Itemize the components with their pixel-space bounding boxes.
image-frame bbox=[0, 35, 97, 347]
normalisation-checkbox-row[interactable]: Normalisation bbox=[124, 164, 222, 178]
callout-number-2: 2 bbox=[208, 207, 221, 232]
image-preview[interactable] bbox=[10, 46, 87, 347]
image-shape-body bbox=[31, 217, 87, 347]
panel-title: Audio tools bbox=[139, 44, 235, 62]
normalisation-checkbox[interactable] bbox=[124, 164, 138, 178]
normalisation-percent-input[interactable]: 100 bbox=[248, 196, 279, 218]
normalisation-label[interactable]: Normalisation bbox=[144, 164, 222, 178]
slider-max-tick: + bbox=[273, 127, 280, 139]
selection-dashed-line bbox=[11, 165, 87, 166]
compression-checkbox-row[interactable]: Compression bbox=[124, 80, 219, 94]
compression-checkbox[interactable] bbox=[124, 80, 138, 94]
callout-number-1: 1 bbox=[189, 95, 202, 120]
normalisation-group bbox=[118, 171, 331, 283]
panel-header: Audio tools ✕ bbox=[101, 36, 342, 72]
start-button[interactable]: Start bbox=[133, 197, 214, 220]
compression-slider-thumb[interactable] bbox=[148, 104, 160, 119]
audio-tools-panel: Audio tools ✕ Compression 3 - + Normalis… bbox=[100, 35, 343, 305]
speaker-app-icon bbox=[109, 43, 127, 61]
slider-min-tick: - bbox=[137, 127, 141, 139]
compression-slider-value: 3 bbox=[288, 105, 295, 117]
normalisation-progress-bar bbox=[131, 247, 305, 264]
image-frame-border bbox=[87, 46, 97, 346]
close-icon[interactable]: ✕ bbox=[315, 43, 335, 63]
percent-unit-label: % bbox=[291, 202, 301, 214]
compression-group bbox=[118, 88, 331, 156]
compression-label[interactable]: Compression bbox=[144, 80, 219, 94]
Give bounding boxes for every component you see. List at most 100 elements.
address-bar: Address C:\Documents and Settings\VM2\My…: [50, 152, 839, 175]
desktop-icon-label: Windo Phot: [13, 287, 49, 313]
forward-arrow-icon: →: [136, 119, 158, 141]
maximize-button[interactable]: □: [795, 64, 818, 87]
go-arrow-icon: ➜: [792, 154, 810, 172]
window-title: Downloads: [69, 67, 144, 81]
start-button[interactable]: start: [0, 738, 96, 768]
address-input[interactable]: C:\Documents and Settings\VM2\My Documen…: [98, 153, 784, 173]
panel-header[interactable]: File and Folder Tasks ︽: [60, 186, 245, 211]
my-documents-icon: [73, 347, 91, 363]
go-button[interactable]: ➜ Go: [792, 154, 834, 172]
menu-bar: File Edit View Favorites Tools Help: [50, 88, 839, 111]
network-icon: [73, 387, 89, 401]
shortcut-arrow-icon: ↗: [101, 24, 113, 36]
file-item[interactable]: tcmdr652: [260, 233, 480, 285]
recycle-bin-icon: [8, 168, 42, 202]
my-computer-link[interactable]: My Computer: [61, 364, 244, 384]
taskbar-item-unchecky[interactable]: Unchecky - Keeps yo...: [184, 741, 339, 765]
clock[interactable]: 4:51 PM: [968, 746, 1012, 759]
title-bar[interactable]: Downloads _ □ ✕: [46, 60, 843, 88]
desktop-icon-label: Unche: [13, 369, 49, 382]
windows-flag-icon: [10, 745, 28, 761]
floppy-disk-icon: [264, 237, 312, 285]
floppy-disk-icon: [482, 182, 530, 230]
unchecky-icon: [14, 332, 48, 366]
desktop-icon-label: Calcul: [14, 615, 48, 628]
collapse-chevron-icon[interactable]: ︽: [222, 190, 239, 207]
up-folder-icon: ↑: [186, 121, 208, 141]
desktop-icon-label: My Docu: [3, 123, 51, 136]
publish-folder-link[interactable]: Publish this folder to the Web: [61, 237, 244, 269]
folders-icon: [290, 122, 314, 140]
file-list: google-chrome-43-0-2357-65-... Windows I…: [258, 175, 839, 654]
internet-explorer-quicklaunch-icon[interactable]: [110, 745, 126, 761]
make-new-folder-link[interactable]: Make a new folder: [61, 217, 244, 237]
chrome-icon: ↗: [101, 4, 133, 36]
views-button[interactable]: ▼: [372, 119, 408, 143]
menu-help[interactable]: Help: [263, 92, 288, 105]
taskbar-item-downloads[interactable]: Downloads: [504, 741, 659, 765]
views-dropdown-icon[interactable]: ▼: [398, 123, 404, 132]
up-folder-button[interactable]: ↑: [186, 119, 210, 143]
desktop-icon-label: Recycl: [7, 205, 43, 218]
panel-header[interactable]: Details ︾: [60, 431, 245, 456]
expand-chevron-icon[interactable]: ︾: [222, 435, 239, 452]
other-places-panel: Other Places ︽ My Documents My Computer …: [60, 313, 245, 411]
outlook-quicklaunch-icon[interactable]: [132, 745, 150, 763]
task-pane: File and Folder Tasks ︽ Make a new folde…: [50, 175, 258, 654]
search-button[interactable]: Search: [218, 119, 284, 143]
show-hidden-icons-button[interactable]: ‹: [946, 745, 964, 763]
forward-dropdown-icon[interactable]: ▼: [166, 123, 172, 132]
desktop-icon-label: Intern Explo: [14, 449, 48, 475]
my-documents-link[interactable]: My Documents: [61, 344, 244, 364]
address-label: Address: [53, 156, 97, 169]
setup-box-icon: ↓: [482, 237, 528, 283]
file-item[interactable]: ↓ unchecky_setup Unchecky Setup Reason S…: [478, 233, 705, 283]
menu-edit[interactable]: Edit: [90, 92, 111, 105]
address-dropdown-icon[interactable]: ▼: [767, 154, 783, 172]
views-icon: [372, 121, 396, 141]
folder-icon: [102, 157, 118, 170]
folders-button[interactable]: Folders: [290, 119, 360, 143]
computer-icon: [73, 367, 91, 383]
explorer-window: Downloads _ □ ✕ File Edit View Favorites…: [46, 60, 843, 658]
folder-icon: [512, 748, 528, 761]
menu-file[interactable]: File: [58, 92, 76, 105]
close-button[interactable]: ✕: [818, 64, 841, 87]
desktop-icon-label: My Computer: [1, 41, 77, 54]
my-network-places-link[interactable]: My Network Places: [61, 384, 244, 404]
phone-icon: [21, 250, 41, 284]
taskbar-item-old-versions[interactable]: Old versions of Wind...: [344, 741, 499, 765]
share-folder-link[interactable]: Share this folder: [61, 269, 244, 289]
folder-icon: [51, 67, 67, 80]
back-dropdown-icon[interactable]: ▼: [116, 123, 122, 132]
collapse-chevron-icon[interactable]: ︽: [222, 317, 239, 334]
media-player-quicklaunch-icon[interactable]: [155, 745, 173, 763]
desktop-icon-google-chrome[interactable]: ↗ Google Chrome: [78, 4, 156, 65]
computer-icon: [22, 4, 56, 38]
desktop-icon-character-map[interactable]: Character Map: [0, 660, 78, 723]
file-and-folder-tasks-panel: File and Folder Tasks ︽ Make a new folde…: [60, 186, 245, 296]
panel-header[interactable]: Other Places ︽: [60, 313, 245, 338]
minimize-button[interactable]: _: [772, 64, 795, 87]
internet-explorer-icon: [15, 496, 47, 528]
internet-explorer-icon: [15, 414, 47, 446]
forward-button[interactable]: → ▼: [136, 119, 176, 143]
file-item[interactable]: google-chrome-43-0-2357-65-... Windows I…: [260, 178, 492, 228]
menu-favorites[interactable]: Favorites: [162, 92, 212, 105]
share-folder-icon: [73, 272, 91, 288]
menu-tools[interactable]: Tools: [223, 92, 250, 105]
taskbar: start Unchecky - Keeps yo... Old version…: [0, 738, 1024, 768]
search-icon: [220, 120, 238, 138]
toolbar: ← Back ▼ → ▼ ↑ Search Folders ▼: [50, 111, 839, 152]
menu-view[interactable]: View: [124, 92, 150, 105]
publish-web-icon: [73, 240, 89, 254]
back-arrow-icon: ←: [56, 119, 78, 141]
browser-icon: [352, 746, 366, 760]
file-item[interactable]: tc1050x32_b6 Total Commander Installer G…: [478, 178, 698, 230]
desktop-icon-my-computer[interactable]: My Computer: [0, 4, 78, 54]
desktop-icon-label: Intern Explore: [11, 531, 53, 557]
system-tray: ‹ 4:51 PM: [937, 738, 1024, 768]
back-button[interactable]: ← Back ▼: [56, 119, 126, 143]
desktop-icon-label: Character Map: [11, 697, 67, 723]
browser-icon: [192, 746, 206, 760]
...
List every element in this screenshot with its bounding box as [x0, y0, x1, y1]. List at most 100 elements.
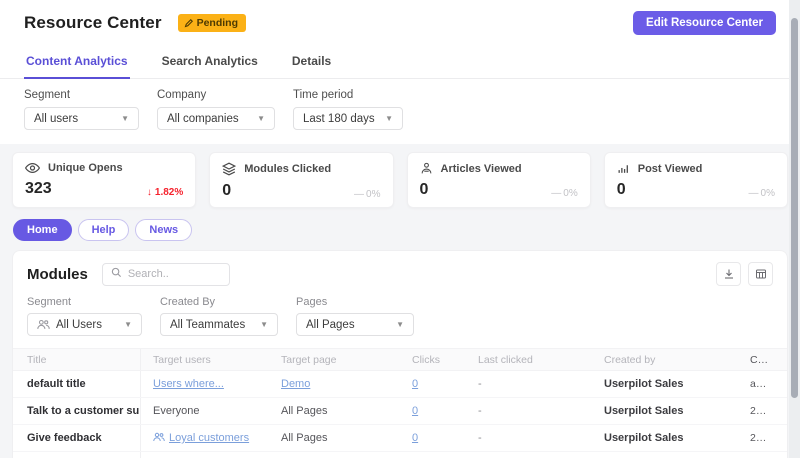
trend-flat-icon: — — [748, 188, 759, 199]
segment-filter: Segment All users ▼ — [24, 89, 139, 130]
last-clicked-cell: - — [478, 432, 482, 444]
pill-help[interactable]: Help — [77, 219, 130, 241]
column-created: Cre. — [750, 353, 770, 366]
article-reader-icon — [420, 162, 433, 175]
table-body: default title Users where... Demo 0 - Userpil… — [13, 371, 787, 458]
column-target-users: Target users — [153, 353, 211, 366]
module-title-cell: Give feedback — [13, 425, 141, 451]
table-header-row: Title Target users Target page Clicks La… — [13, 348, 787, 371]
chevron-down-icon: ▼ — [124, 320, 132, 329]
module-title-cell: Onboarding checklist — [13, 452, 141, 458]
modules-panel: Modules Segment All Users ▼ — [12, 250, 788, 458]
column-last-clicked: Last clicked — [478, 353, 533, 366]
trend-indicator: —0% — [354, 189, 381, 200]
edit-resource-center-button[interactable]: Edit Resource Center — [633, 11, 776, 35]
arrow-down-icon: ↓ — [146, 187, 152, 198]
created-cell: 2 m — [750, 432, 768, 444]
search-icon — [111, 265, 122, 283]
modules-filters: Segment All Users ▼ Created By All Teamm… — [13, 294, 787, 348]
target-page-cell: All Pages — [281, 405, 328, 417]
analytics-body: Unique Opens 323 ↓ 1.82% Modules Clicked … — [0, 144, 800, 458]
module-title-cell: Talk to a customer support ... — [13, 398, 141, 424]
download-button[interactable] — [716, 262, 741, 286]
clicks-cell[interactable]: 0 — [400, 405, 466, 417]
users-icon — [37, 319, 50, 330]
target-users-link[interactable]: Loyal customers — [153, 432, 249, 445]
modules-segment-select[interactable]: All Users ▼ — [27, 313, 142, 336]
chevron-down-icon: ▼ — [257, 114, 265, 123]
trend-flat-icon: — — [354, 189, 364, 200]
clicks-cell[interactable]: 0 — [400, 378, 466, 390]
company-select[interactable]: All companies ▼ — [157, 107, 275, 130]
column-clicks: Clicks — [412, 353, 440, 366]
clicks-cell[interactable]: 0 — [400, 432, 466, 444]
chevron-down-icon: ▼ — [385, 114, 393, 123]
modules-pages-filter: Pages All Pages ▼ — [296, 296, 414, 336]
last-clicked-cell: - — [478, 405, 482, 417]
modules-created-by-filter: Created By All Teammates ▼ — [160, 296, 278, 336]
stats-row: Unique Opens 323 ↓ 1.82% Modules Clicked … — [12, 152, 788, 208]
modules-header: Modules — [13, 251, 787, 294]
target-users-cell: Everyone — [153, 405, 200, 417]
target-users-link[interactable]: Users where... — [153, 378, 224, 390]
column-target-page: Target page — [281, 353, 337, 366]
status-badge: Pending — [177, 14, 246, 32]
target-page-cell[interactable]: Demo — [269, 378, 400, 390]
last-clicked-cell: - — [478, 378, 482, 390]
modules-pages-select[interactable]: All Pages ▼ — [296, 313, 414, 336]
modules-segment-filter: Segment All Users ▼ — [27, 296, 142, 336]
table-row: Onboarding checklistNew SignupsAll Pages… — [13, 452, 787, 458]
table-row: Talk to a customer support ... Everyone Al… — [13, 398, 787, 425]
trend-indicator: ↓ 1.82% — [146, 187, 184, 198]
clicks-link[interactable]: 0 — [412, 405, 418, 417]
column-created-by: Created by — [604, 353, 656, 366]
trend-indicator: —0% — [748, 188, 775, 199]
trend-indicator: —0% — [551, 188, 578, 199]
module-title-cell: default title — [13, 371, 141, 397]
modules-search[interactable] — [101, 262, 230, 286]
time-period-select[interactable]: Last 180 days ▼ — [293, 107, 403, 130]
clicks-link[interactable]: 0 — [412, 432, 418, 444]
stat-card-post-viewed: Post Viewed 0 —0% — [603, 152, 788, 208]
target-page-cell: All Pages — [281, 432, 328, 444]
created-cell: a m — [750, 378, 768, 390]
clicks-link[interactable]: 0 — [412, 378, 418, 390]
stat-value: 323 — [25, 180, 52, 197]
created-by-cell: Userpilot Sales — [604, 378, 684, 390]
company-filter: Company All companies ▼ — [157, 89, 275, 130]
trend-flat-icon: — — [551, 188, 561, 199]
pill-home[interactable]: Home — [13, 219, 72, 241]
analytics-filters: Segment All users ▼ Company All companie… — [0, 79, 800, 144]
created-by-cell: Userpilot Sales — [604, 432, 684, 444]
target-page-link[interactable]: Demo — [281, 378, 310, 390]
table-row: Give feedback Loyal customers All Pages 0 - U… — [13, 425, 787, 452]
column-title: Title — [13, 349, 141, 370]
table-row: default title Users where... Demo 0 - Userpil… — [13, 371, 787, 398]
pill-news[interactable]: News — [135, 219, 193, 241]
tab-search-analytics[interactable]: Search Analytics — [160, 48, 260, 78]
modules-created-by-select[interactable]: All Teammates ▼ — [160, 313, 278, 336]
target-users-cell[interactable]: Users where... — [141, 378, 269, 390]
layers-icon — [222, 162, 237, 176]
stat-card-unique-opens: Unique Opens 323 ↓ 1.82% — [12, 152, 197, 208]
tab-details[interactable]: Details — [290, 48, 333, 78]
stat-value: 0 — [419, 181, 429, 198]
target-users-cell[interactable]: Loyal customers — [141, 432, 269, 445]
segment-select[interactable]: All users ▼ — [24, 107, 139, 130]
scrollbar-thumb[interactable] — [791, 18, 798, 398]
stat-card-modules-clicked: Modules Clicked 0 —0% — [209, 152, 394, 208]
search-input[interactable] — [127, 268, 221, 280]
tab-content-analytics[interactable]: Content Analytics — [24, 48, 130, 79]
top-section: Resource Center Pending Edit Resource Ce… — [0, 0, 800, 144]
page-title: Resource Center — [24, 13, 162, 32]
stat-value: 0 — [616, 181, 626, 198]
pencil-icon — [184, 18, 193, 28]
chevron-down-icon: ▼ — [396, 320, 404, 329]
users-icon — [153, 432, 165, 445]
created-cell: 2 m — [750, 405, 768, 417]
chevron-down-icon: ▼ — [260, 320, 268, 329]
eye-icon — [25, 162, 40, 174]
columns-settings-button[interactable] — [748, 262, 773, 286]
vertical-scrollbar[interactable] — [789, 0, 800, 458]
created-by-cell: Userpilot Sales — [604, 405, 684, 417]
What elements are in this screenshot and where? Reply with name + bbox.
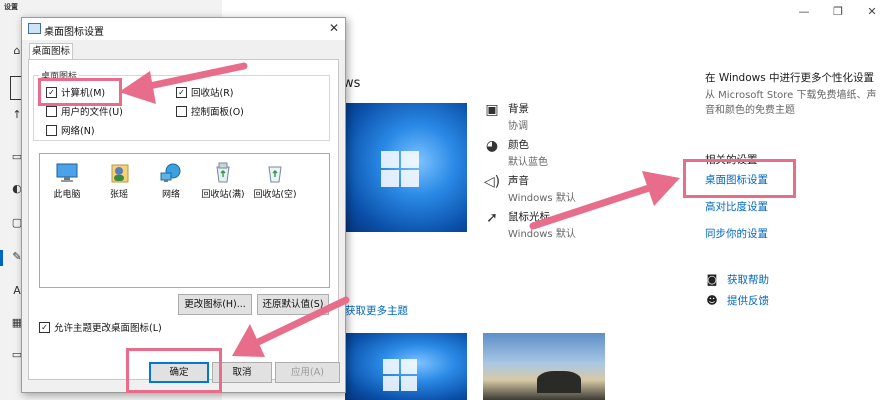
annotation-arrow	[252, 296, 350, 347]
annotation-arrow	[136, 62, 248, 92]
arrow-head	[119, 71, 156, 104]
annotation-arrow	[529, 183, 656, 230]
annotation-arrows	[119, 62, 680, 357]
* * *
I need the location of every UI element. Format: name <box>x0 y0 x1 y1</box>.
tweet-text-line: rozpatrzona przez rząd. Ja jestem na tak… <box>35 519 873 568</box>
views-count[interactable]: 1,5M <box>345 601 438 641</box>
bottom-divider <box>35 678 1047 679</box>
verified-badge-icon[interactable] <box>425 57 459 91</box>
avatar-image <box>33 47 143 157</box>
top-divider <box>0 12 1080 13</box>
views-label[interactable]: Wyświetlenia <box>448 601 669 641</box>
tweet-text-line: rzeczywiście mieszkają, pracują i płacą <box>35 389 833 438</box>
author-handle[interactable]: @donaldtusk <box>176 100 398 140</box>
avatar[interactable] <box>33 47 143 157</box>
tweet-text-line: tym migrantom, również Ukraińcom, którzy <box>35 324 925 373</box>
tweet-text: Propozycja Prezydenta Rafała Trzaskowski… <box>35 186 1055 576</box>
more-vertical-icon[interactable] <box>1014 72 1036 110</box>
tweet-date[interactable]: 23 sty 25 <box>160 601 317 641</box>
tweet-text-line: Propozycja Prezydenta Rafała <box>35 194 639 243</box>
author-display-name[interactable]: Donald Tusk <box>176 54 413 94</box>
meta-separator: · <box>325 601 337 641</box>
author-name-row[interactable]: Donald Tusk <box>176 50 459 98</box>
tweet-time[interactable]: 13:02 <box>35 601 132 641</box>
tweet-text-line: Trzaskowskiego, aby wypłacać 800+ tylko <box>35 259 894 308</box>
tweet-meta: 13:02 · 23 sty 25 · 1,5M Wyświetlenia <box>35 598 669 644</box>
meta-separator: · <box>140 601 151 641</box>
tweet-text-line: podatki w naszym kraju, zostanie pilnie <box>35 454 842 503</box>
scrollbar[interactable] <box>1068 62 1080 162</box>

■ **AIM OF THE EXERCISE**:
Output the rows from the line containing "Itemize the components" through the line containing "slider-min-tick: - bbox=[137, 127, 141, 139]", both included, as a numbered list, leaving out any blank lines.

■ **FINISHED TASK**:
1. Itemize the components with their pixel-space bounding boxes.
2. image-frame bbox=[0, 35, 97, 347]
3. normalisation-checkbox-row[interactable]: Normalisation bbox=[124, 164, 222, 178]
4. callout-number-2: 2 bbox=[208, 207, 221, 232]
5. image-preview[interactable] bbox=[10, 46, 87, 347]
6. image-shape-body bbox=[31, 217, 87, 347]
7. panel-title: Audio tools bbox=[139, 44, 235, 62]
8. normalisation-checkbox[interactable] bbox=[124, 164, 138, 178]
9. normalisation-percent-input[interactable]: 100 bbox=[248, 196, 279, 218]
10. normalisation-label[interactable]: Normalisation bbox=[144, 164, 222, 178]
11. slider-max-tick: + bbox=[273, 127, 280, 139]
12. selection-dashed-line bbox=[11, 165, 87, 166]
13. compression-checkbox-row[interactable]: Compression bbox=[124, 80, 219, 94]
14. compression-checkbox[interactable] bbox=[124, 80, 138, 94]
15. callout-number-1: 1 bbox=[189, 95, 202, 120]
16. normalisation-group bbox=[118, 171, 331, 283]
17. panel-header: Audio tools ✕ bbox=[101, 36, 342, 72]
18. start-button[interactable]: Start bbox=[133, 197, 214, 220]
19. compression-slider-thumb[interactable] bbox=[148, 104, 160, 119]
20. audio-tools-panel: Audio tools ✕ Compression 3 - + Normalis… bbox=[100, 35, 343, 305]
21. speaker-app-icon bbox=[109, 43, 127, 61]
22. slider-min-tick: - bbox=[137, 127, 141, 139]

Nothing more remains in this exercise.